• WHAT IS REQUIRED: Identify the lines bearing the string "стирки" and gather them.

# start of DATASET CONTENT

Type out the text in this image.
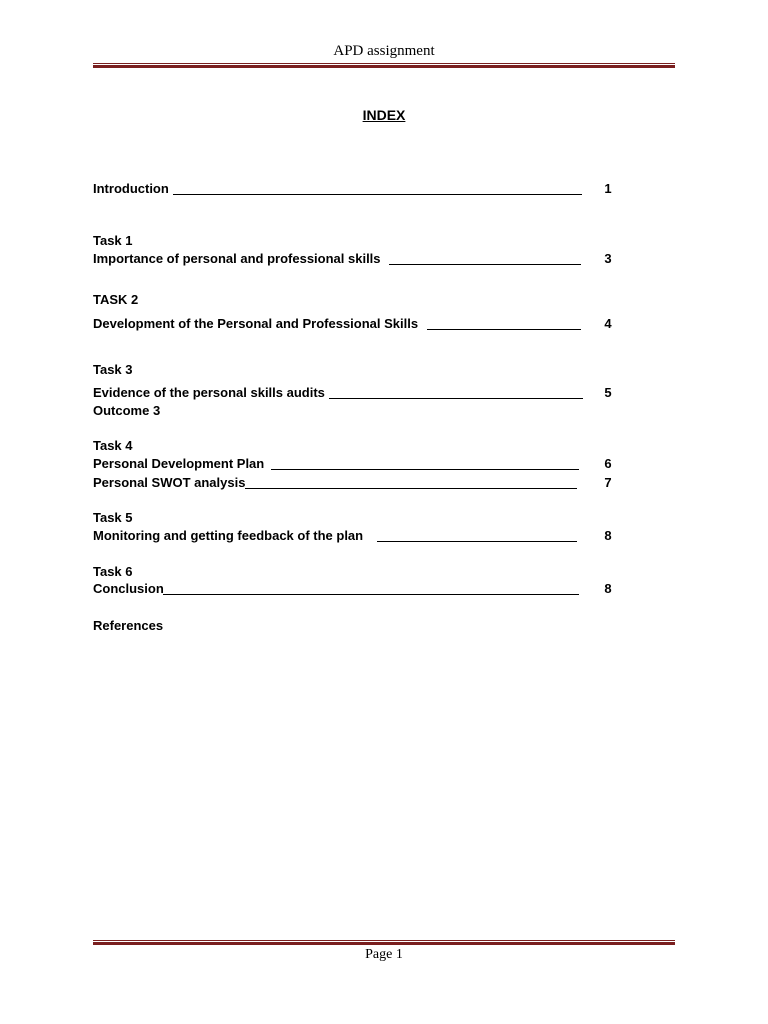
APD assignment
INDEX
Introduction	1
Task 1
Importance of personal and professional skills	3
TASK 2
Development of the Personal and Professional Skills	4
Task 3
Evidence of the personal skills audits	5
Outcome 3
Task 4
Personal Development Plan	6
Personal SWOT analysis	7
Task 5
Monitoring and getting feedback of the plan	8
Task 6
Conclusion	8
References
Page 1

# end of DATASET CONTENT
# start of DATASET CONTENT

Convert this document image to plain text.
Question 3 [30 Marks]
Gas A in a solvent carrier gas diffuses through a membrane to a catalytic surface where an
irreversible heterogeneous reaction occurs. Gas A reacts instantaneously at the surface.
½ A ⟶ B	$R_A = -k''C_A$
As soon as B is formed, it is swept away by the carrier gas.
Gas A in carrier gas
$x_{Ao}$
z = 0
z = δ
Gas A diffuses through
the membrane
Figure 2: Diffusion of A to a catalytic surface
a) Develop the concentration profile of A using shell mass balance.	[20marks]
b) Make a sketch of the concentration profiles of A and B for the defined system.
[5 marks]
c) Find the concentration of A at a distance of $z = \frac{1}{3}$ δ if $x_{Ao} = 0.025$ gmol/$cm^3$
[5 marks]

# end of DATASET CONTENT
# start of DATASET CONTENT

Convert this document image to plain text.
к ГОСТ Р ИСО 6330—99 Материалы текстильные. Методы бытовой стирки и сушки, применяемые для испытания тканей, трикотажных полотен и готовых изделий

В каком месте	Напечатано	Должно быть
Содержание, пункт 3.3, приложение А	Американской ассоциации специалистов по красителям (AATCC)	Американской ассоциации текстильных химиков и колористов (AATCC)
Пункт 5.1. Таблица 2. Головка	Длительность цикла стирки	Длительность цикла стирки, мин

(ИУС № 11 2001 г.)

# end of DATASET CONTENT

• RESULT OF THIS EXERCISE:
к ГОСТ Р ИСО 6330—99 Материалы текстильные. Методы бытовой стирки и сушки, применяемые для испытания тканей, трикотажных полотен и готовых изделий
Пункт 5.1. Таблица 2. Головка	Длительность цикла стирки	Длительность цикла стирки, мин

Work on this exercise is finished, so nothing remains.